TASK DIRECTIONS >> Copy every line of the records below where the word "Policy" occurs.

DATA LINES >>
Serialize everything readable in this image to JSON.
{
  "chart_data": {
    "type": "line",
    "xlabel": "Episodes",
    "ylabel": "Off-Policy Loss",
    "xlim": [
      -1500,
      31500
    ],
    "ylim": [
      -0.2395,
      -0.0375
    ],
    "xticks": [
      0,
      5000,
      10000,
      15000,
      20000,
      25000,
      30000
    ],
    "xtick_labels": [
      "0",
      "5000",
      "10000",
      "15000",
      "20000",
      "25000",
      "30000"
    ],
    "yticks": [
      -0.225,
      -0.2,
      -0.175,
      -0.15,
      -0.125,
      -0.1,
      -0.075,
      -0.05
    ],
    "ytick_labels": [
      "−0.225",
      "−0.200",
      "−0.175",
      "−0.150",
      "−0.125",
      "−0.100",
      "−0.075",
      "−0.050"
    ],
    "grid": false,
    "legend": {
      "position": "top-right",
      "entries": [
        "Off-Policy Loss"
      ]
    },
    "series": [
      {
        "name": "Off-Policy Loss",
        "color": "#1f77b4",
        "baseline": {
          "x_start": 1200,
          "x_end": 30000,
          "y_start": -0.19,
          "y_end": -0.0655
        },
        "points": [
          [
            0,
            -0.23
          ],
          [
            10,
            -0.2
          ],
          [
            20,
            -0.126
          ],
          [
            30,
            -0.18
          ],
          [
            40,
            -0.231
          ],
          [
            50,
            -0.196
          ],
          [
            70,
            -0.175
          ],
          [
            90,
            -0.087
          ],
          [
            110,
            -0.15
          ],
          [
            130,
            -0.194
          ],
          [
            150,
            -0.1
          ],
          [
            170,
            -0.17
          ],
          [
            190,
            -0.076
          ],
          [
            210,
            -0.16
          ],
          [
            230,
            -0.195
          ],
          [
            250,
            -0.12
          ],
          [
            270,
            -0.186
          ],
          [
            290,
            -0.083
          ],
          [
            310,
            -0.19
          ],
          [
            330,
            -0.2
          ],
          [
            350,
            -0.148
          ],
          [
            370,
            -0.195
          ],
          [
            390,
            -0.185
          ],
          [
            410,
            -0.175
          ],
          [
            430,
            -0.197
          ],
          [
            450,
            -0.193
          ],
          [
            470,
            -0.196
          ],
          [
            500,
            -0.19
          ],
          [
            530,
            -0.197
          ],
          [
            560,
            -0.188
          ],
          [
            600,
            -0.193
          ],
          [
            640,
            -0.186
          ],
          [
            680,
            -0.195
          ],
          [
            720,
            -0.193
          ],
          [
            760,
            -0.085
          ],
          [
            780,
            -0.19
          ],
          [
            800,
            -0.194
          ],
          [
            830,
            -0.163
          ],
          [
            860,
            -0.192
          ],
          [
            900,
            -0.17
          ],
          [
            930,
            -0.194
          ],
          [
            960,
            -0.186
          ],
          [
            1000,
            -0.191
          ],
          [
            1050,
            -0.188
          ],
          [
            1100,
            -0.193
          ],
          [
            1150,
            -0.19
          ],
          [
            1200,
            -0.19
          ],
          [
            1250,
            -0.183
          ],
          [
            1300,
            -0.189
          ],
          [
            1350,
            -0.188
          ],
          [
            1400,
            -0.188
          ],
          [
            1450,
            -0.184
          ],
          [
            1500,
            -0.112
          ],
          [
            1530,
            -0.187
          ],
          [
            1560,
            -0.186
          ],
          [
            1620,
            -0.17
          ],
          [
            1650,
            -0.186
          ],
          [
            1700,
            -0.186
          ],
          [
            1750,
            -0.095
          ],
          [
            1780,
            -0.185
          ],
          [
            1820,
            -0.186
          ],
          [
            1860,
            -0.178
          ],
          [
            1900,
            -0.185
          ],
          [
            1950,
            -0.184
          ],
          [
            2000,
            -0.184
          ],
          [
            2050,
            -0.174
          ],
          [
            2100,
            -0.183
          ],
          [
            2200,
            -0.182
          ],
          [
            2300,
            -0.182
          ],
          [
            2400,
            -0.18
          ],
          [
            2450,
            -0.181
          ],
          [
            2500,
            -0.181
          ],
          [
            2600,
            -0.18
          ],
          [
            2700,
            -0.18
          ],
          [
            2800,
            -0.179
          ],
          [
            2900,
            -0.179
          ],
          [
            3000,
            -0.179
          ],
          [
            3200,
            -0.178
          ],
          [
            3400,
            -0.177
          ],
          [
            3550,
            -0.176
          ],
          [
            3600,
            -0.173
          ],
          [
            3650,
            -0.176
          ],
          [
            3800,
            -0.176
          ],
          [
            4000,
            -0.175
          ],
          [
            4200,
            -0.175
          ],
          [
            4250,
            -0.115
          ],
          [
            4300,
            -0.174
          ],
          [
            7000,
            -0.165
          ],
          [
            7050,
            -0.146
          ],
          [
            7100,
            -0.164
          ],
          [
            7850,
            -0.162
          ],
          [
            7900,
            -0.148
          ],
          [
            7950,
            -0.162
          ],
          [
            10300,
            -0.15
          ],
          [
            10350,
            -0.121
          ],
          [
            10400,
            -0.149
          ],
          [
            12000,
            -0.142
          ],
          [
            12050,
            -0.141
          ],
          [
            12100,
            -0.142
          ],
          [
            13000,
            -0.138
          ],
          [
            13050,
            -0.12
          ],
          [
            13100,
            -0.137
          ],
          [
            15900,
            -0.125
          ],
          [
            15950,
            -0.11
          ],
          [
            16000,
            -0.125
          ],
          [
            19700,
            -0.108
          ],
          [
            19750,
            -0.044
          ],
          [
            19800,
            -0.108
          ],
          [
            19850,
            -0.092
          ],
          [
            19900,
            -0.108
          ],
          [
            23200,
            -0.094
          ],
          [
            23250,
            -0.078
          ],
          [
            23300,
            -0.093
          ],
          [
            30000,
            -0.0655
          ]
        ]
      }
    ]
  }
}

TASK SOLUTION >>
    "ylabel": "Off-Policy Loss",
        "Off-Policy Loss"
        "name": "Off-Policy Loss",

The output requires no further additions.